Please copy every line of the records below that holds the word "same".

[Start of Raw data]

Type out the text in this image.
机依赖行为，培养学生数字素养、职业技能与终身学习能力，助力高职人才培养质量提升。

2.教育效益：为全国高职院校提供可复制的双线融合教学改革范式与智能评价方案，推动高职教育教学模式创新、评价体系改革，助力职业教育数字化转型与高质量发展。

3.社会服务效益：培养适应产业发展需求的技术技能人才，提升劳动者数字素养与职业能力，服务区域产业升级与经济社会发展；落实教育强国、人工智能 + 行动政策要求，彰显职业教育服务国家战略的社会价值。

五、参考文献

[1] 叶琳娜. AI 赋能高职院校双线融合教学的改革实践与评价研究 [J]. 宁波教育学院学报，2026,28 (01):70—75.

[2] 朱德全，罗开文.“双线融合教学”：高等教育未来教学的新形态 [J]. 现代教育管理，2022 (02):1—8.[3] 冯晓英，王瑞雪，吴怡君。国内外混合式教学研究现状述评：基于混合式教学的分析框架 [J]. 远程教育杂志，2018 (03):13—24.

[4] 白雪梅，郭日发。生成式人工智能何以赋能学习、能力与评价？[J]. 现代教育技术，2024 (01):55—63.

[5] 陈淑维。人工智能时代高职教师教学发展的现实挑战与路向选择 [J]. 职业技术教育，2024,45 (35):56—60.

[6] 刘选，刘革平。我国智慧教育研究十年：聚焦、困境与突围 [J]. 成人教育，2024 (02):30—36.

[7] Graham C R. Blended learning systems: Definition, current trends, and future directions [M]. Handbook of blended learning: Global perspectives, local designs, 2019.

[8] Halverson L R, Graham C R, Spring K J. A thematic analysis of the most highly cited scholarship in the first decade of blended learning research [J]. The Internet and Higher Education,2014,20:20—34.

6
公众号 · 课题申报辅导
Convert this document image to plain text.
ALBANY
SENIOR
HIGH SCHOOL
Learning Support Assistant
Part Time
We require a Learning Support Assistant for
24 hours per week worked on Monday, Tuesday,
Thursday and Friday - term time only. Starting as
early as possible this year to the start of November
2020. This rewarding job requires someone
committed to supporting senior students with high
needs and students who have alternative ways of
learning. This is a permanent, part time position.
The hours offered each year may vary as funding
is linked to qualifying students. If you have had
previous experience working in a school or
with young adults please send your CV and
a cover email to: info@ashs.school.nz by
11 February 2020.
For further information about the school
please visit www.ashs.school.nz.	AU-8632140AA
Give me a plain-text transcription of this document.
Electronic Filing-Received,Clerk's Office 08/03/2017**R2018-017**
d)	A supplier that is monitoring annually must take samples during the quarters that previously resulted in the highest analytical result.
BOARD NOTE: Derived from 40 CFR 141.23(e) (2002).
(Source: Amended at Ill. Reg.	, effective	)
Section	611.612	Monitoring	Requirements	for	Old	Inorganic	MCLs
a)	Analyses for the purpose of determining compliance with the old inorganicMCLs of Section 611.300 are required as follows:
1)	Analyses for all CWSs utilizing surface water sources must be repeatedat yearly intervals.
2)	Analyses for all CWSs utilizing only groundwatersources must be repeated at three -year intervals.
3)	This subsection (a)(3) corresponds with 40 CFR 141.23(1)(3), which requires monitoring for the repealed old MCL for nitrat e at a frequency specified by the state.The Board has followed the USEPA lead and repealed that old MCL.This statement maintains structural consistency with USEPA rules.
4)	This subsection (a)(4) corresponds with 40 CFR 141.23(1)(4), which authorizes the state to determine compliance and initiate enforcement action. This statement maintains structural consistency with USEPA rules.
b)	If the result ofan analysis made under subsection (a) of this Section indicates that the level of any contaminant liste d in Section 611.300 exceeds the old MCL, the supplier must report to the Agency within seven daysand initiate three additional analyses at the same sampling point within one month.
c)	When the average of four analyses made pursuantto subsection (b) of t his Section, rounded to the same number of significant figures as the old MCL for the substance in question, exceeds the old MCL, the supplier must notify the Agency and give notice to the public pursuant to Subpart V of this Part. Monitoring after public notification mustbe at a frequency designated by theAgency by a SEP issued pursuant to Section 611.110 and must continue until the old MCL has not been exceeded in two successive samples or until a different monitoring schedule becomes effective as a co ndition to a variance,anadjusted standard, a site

[End of Raw data]

• _Completed exercise_
b)	If the result ofan analysis made under subsection (a) of this Section indicates that the level of any contaminant liste d in Section 611.300 exceeds the old MCL, the supplier must report to the Agency within seven daysand initiate three additional analyses at the same sampling point within one month.
c)	When the average of four analyses made pursuantto subsection (b) of t his Section, rounded to the same number of significant figures as the old MCL for the substance in question, exceeds the old MCL, the supplier must notify the Agency and give notice to the public pursuant to Subpart V of this Part. Monitoring after public notification mustbe at a frequency designated by theAgency by a SEP issued pursuant to Section 611.110 and must continue until the old MCL has not been exceeded in two successive samples or until a different monitoring schedule becomes effective as a co ndition to a variance,anadjusted standard, a site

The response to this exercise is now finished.